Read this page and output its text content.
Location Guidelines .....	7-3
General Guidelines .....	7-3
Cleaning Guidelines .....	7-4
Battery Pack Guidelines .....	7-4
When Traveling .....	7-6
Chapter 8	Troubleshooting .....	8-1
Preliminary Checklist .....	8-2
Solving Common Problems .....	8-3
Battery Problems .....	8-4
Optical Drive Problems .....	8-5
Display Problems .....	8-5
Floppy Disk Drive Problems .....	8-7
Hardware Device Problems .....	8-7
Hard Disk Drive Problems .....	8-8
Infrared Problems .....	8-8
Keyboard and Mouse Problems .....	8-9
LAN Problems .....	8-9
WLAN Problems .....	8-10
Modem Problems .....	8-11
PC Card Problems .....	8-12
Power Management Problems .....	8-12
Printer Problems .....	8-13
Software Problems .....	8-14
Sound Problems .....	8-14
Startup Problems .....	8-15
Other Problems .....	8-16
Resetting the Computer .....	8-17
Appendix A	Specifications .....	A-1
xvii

——

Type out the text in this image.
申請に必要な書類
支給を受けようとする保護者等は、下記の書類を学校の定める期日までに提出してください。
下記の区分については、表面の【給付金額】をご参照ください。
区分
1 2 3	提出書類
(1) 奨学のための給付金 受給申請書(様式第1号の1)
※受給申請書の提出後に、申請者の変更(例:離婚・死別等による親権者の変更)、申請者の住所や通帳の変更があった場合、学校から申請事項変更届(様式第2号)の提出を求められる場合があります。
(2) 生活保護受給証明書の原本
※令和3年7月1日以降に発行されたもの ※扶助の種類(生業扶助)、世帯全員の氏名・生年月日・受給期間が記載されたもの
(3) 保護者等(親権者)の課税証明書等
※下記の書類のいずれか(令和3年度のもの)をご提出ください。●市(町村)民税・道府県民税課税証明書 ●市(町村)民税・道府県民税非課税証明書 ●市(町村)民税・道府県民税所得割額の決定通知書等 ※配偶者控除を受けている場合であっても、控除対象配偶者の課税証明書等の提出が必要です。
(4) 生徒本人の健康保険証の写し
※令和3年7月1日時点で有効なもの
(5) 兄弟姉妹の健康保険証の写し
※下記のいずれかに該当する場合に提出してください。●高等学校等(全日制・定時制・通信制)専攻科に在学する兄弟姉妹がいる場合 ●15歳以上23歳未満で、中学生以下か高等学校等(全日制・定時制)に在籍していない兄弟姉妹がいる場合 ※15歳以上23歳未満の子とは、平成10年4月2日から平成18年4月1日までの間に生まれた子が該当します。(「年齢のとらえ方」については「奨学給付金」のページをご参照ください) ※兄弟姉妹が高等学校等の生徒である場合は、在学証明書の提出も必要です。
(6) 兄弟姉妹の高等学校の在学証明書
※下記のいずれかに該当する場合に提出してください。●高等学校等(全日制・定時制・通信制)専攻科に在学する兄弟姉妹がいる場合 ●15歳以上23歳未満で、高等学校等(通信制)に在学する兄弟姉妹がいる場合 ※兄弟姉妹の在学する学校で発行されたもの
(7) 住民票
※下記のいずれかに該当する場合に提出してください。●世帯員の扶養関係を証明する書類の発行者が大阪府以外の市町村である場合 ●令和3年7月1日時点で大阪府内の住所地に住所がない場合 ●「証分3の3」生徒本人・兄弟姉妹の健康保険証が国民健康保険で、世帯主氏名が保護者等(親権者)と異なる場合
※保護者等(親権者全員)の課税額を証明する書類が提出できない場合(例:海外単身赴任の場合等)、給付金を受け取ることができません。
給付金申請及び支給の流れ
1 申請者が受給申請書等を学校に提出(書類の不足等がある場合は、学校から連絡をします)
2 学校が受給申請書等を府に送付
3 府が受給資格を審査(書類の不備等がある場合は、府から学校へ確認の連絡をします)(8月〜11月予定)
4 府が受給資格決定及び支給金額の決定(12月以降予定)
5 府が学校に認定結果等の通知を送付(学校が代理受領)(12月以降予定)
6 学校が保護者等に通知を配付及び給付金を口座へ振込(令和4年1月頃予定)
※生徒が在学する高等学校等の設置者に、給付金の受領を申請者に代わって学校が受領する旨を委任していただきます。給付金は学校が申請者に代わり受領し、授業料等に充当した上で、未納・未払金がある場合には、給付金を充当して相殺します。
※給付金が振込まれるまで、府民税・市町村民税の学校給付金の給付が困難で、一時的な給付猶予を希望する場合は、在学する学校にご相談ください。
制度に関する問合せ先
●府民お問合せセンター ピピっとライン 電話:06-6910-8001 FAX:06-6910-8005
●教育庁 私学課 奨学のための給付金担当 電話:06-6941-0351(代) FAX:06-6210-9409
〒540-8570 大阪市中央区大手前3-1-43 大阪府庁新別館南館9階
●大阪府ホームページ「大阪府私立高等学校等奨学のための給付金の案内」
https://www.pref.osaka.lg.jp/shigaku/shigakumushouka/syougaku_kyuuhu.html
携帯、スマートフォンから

——

Task to complete:
Find how many lines in the material hold the word "text" and state that number alone.

Final result:
2